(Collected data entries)

■ ■ ■ ■ ■ ■ ■

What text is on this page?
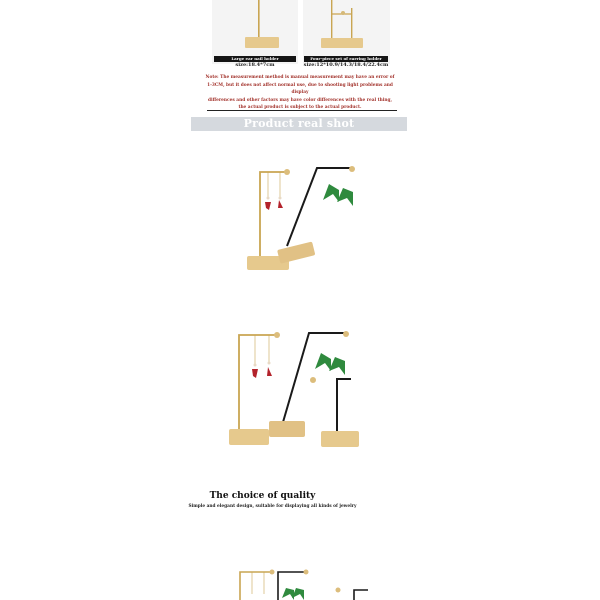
Large ear nail holder	Four-piece set of earring holder
size:18.4*7cm	size:12*10.9/14.3/18.4/22.4cm
Note: The measurement method is manual measurement may have an error of
1-3CM, but it does not affect normal use, due to shooting light problems and display
differences and other factors may have color differences with the real thing,
the actual product is subject to the actual product.
Product real shot
The choice of quality
Simple and elegant design, suitable for displaying all kinds of jewelry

■ ■ ■ ■ ■ ■ ■

Aim of the exercise: Show all lines from the records above where the word "real" occurs.

Finished task:
differences and other factors may have color differences with the real thing,
Product real shot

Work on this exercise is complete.